(Records that describe figures)

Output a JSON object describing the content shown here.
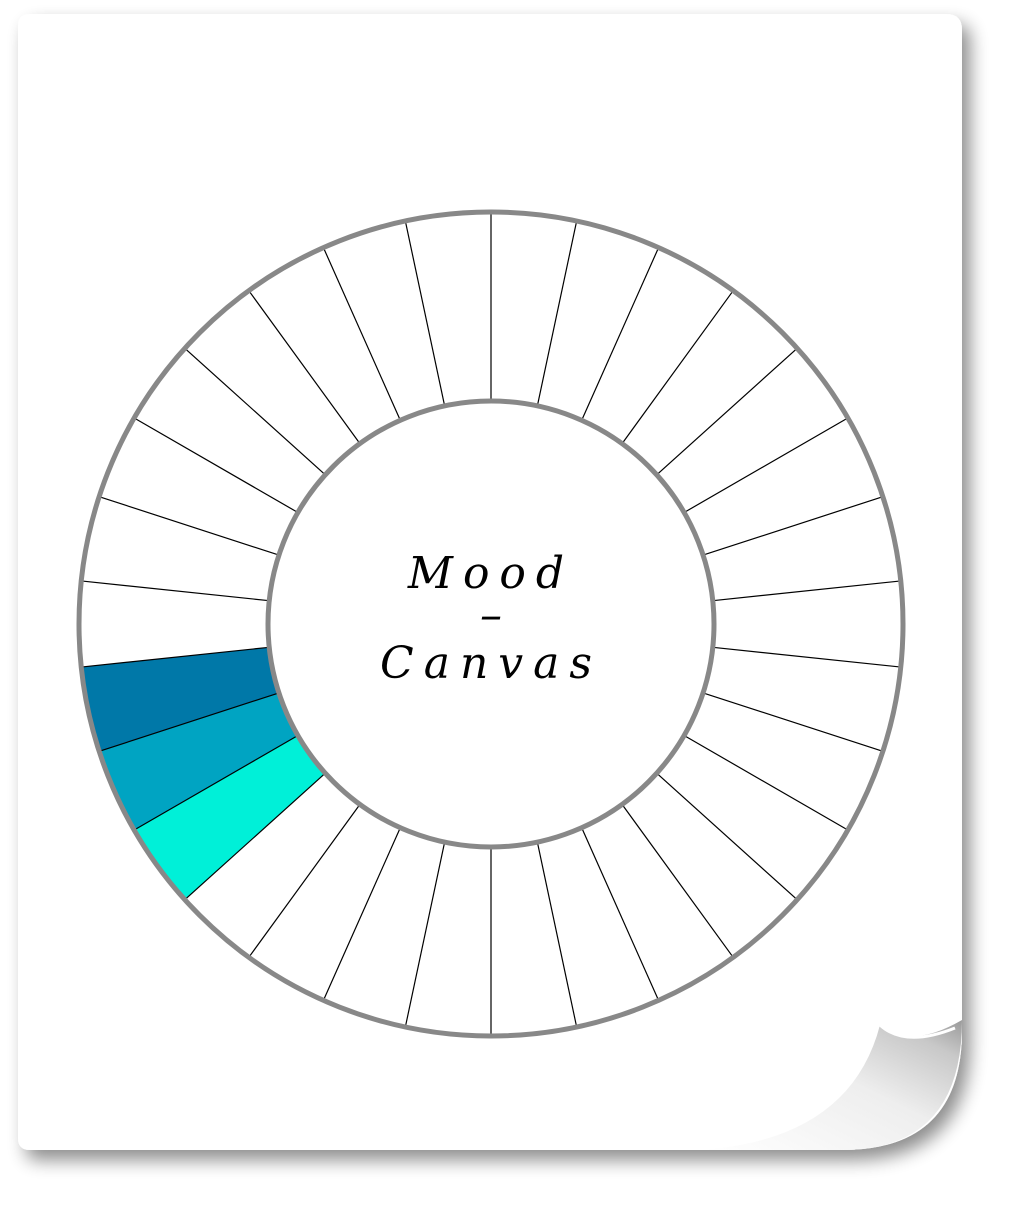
{
  "wheel": {
    "title_line1": "Mood",
    "title_separator": "–",
    "title_line2": "Canvas",
    "segment_count": 30,
    "filled_segments": [
      {
        "index": 0,
        "color": "#0078a8"
      },
      {
        "index": 1,
        "color": "#00a4c2"
      },
      {
        "index": 2,
        "color": "#00f0d8"
      }
    ],
    "colors": {
      "ring_stroke": "#888888",
      "divider_stroke": "#000000",
      "empty_fill": "#ffffff",
      "paper": "#ffffff"
    }
  }
}
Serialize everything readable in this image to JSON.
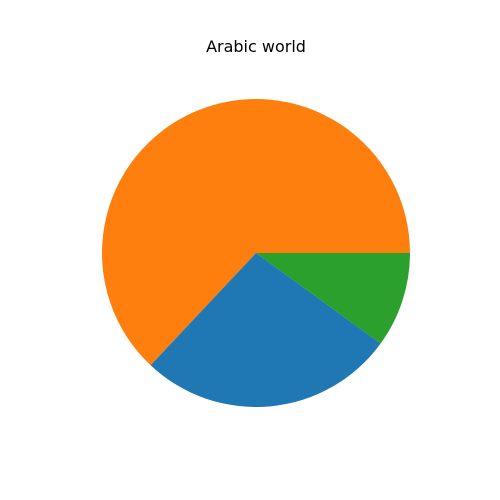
{
  "chart_data": {
    "type": "pie",
    "title": "Arabic world",
    "categories": [
      "",
      "",
      ""
    ],
    "values": [
      63,
      27,
      10
    ],
    "colors": [
      "#ff7f0e",
      "#1f77b4",
      "#2ca02c"
    ],
    "start_angle_deg": 0,
    "direction": "counterclockwise",
    "legend": "none"
  }
}
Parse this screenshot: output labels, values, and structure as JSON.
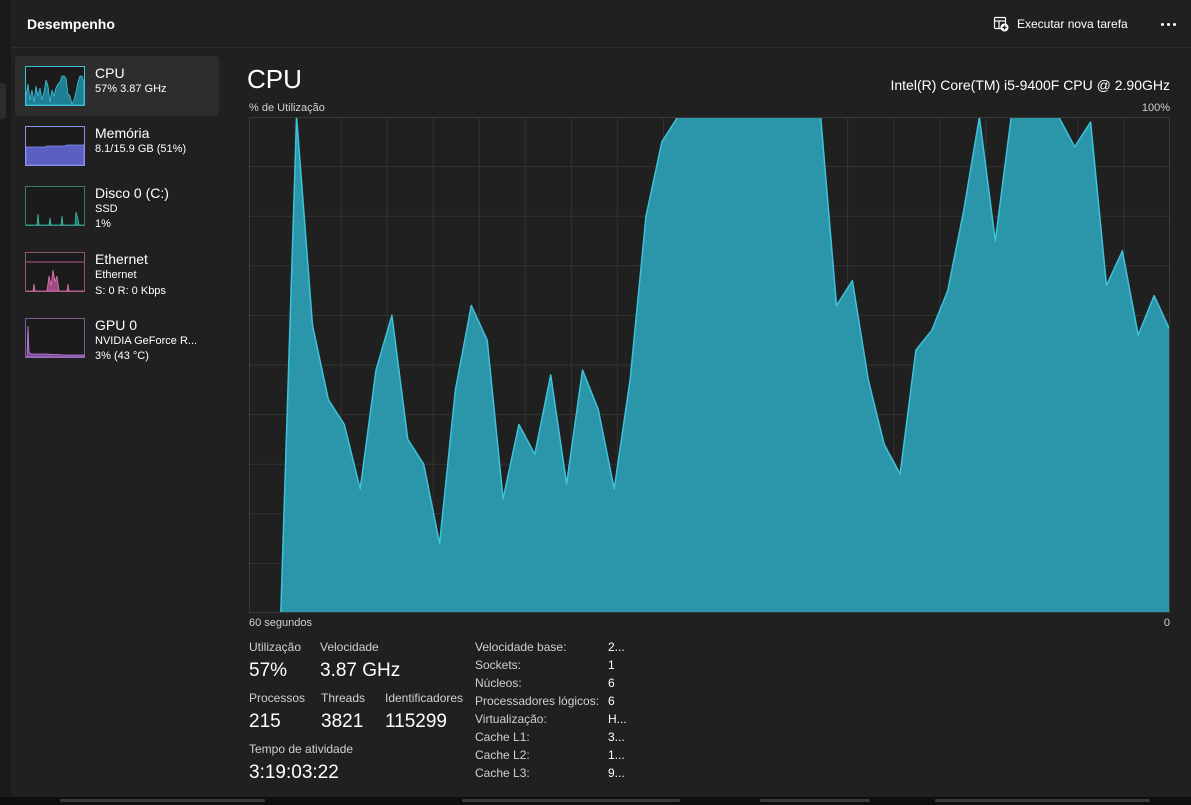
{
  "header": {
    "title": "Desempenho",
    "run_task_label": "Executar nova tarefa"
  },
  "sidebar": {
    "items": [
      {
        "name": "CPU",
        "sub1": "57% 3.87 GHz",
        "color": "#3dc0d8",
        "fill": "#1e7f92"
      },
      {
        "name": "Memória",
        "sub1": "8.1/15.9 GB (51%)",
        "color": "#8a8ff0",
        "fill": "#5a5fc0"
      },
      {
        "name": "Disco 0 (C:)",
        "sub1": "SSD",
        "sub2": "1%",
        "color": "#3dbfa6",
        "fill": "#1e7a6c"
      },
      {
        "name": "Ethernet",
        "sub1": "Ethernet",
        "sub2": "S: 0 R: 0 Kbps",
        "color": "#e276b4",
        "fill": "#a04a82"
      },
      {
        "name": "GPU 0",
        "sub1": "NVIDIA GeForce R...",
        "sub2": "3% (43 °C)",
        "color": "#c285e6",
        "fill": "#7a4a9a"
      }
    ]
  },
  "main": {
    "title": "CPU",
    "model": "Intel(R) Core(TM) i5-9400F CPU @ 2.90GHz",
    "util_label": "% de Utilização",
    "max_label": "100%",
    "time_left": "60 segundos",
    "time_right": "0",
    "graph_color": "#2b95aa",
    "graph_line": "#3dc3d9",
    "graph_series": [
      0,
      0,
      0,
      100,
      58,
      43,
      38,
      25,
      49,
      60,
      35,
      30,
      14,
      45,
      62,
      55,
      23,
      38,
      32,
      48,
      26,
      49,
      41,
      25,
      47,
      80,
      95,
      100,
      100,
      100,
      100,
      100,
      100,
      100,
      100,
      100,
      100,
      62,
      67,
      47,
      34,
      28,
      53,
      57,
      65,
      81,
      100,
      75,
      100,
      100,
      100,
      100,
      94,
      99,
      66,
      73,
      56,
      64,
      57
    ]
  },
  "stats": {
    "utilization_label": "Utilização",
    "utilization_value": "57%",
    "speed_label": "Velocidade",
    "speed_value": "3.87 GHz",
    "processes_label": "Processos",
    "processes_value": "215",
    "threads_label": "Threads",
    "threads_value": "3821",
    "handles_label": "Identificadores",
    "handles_value": "115299",
    "uptime_label": "Tempo de atividade",
    "uptime_value": "3:19:03:22"
  },
  "specs": [
    {
      "key": "Velocidade base:",
      "value": "2..."
    },
    {
      "key": "Sockets:",
      "value": "1"
    },
    {
      "key": "Núcleos:",
      "value": "6"
    },
    {
      "key": "Processadores lógicos:",
      "value": "6"
    },
    {
      "key": "Virtualização:",
      "value": "H..."
    },
    {
      "key": "Cache L1:",
      "value": "3..."
    },
    {
      "key": "Cache L2:",
      "value": "1..."
    },
    {
      "key": "Cache L3:",
      "value": "9..."
    }
  ]
}
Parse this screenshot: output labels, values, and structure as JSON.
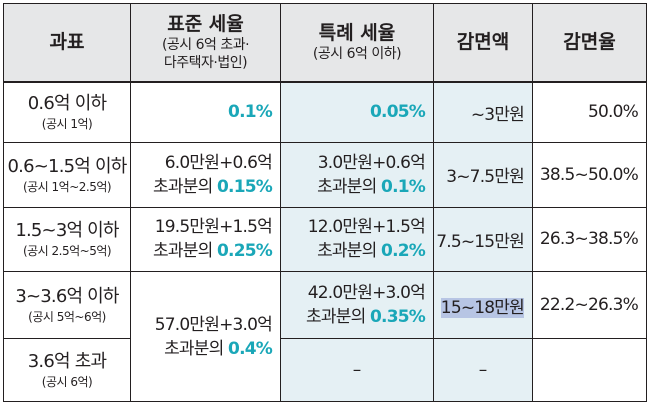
{
  "header": {
    "col_base": "과표",
    "col_std_title": "표준 세율",
    "col_std_sub1": "(공시 6억 초과·",
    "col_std_sub2": "다주택자·법인)",
    "col_special_title": "특례 세율",
    "col_special_sub": "(공시 6억 이하)",
    "col_reduction": "감면액",
    "col_reduction_rate": "감면율"
  },
  "rows": [
    {
      "base": "0.6억 이하",
      "base_note": "(공시 1억)",
      "std_rate_prefix": "",
      "std_rate_line2_prefix": "",
      "std_rate_highlight": "0.1%",
      "special_line1": "",
      "special_line2_prefix": "",
      "special_highlight": "0.05%",
      "reduction": "~3만원",
      "reduction_rate": "50.0%"
    },
    {
      "base": "0.6~1.5억 이하",
      "base_note": "(공시 1억~2.5억)",
      "std_rate_prefix": "6.0만원+0.6억",
      "std_rate_line2_prefix": "초과분의 ",
      "std_rate_highlight": "0.15%",
      "special_line1": "3.0만원+0.6억",
      "special_line2_prefix": "초과분의 ",
      "special_highlight": "0.1%",
      "reduction": "3~7.5만원",
      "reduction_rate": "38.5~50.0%"
    },
    {
      "base": "1.5~3억 이하",
      "base_note": "(공시 2.5억~5억)",
      "std_rate_prefix": "19.5만원+1.5억",
      "std_rate_line2_prefix": "초과분의 ",
      "std_rate_highlight": "0.25%",
      "special_line1": "12.0만원+1.5억",
      "special_line2_prefix": "초과분의 ",
      "special_highlight": "0.2%",
      "reduction": "7.5~15만원",
      "reduction_rate": "26.3~38.5%"
    },
    {
      "base": "3~3.6억 이하",
      "base_note": "(공시 5억~6억)",
      "std_rate_prefix": "57.0만원+3.0억",
      "std_rate_line2_prefix": "초과분의 ",
      "std_rate_highlight": "0.4%",
      "special_line1": "42.0만원+3.0억",
      "special_line2_prefix": "초과분의 ",
      "special_highlight": "0.35%",
      "reduction": "15~18만원",
      "reduction_rate": "22.2~26.3%"
    },
    {
      "base": "3.6억 초과",
      "base_note": "(공시 6억)",
      "special_dash": "–",
      "reduction_dash": "–"
    }
  ],
  "colors": {
    "header_bg": "#e6e7e8",
    "shaded_column_bg": "#e5f0f4",
    "highlight_text": "#1aa7b8",
    "selection_bg": "#b7c5e4"
  }
}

### EXERCISE DESCRIPTION
Print every entry exactly as written, without the pictures.

### SOLUTION
Output a JSON object describing the content shown here.
{
  "wheel": {
    "title_line1": "Mood",
    "title_separator": "–",
    "title_line2": "Canvas",
    "segment_count": 30,
    "filled_segments": [
      {
        "index": 0,
        "color": "#0078a8"
      },
      {
        "index": 1,
        "color": "#00a4c2"
      },
      {
        "index": 2,
        "color": "#00f0d8"
      }
    ],
    "colors": {
      "ring_stroke": "#888888",
      "divider_stroke": "#000000",
      "empty_fill": "#ffffff",
      "paper": "#ffffff"
    }
  }
}
Serialize everything readable in this image to JSON.
{
  "chart_data": {
    "type": "pie",
    "title": "Arabic world",
    "categories": [
      "",
      "",
      ""
    ],
    "values": [
      63,
      27,
      10
    ],
    "colors": [
      "#ff7f0e",
      "#1f77b4",
      "#2ca02c"
    ],
    "start_angle_deg": 0,
    "direction": "counterclockwise",
    "legend": "none"
  }
}
Parse this screenshot: output labels, values, and structure as JSON.
{
  "header": {
    "title": "Desempenho",
    "run_task_label": "Executar nova tarefa"
  },
  "sidebar": {
    "items": [
      {
        "name": "CPU",
        "sub1": "57% 3.87 GHz",
        "color": "#3dc0d8",
        "fill": "#1e7f92"
      },
      {
        "name": "Memória",
        "sub1": "8.1/15.9 GB (51%)",
        "color": "#8a8ff0",
        "fill": "#5a5fc0"
      },
      {
        "name": "Disco 0 (C:)",
        "sub1": "SSD",
        "sub2": "1%",
        "color": "#3dbfa6",
        "fill": "#1e7a6c"
      },
      {
        "name": "Ethernet",
        "sub1": "Ethernet",
        "sub2": "S: 0 R: 0 Kbps",
        "color": "#e276b4",
        "fill": "#a04a82"
      },
      {
        "name": "GPU 0",
        "sub1": "NVIDIA GeForce R...",
        "sub2": "3% (43 °C)",
        "color": "#c285e6",
        "fill": "#7a4a9a"
      }
    ]
  },
  "main": {
    "title": "CPU",
    "model": "Intel(R) Core(TM) i5-9400F CPU @ 2.90GHz",
    "util_label": "% de Utilização",
    "max_label": "100%",
    "time_left": "60 segundos",
    "time_right": "0",
    "graph_color": "#2b95aa",
    "graph_line": "#3dc3d9",
    "graph_series": [
      0,
      0,
      0,
      100,
      58,
      43,
      38,
      25,
      49,
      60,
      35,
      30,
      14,
      45,
      62,
      55,
      23,
      38,
      32,
      48,
      26,
      49,
      41,
      25,
      47,
      80,
      95,
      100,
      100,
      100,
      100,
      100,
      100,
      100,
      100,
      100,
      100,
      62,
      67,
      47,
      34,
      28,
      53,
      57,
      65,
      81,
      100,
      75,
      100,
      100,
      100,
      100,
      94,
      99,
      66,
      73,
      56,
      64,
      57
    ]
  },
  "stats": {
    "utilization_label": "Utilização",
    "utilization_value": "57%",
    "speed_label": "Velocidade",
    "speed_value": "3.87 GHz",
    "processes_label": "Processos",
    "processes_value": "215",
    "threads_label": "Threads",
    "threads_value": "3821",
    "handles_label": "Identificadores",
    "handles_value": "115299",
    "uptime_label": "Tempo de atividade",
    "uptime_value": "3:19:03:22"
  },
  "specs": [
    {
      "key": "Velocidade base:",
      "value": "2..."
    },
    {
      "key": "Sockets:",
      "value": "1"
    },
    {
      "key": "Núcleos:",
      "value": "6"
    },
    {
      "key": "Processadores lógicos:",
      "value": "6"
    },
    {
      "key": "Virtualização:",
      "value": "H..."
    },
    {
      "key": "Cache L1:",
      "value": "3..."
    },
    {
      "key": "Cache L2:",
      "value": "1..."
    },
    {
      "key": "Cache L3:",
      "value": "9..."
    }
  ]
}
Parse this screenshot: output labels, values, and structure as JSON.
{
  "header": {
    "col_base": "과표",
    "col_std_title": "표준 세율",
    "col_std_sub1": "(공시 6억 초과·",
    "col_std_sub2": "다주택자·법인)",
    "col_special_title": "특례 세율",
    "col_special_sub": "(공시 6억 이하)",
    "col_reduction": "감면액",
    "col_reduction_rate": "감면율"
  },
  "rows": [
    {
      "base": "0.6억 이하",
      "base_note": "(공시 1억)",
      "std_rate_prefix": "",
      "std_rate_line2_prefix": "",
      "std_rate_highlight": "0.1%",
      "special_line1": "",
      "special_line2_prefix": "",
      "special_highlight": "0.05%",
      "reduction": "~3만원",
      "reduction_rate": "50.0%"
    },
    {
      "base": "0.6~1.5억 이하",
      "base_note": "(공시 1억~2.5억)",
      "std_rate_prefix": "6.0만원+0.6억",
      "std_rate_line2_prefix": "초과분의 ",
      "std_rate_highlight": "0.15%",
      "special_line1": "3.0만원+0.6억",
      "special_line2_prefix": "초과분의 ",
      "special_highlight": "0.1%",
      "reduction": "3~7.5만원",
      "reduction_rate": "38.5~50.0%"
    },
    {
      "base": "1.5~3억 이하",
      "base_note": "(공시 2.5억~5억)",
      "std_rate_prefix": "19.5만원+1.5억",
      "std_rate_line2_prefix": "초과분의 ",
      "std_rate_highlight": "0.25%",
      "special_line1": "12.0만원+1.5억",
      "special_line2_prefix": "초과분의 ",
      "special_highlight": "0.2%",
      "reduction": "7.5~15만원",
      "reduction_rate": "26.3~38.5%"
    },
    {
      "base": "3~3.6억 이하",
      "base_note": "(공시 5억~6억)",
      "std_rate_prefix": "57.0만원+3.0억",
      "std_rate_line2_prefix": "초과분의 ",
      "std_rate_highlight": "0.4%",
      "special_line1": "42.0만원+3.0억",
      "special_line2_prefix": "초과분의 ",
      "special_highlight": "0.35%",
      "reduction": "15~18만원",
      "reduction_rate": "22.2~26.3%"
    },
    {
      "base": "3.6억 초과",
      "base_note": "(공시 6억)",
      "special_dash": "–",
      "reduction_dash": "–"
    }
  ],
  "colors": {
    "header_bg": "#e6e7e8",
    "shaded_column_bg": "#e5f0f4",
    "highlight_text": "#1aa7b8",
    "selection_bg": "#b7c5e4"
  }
}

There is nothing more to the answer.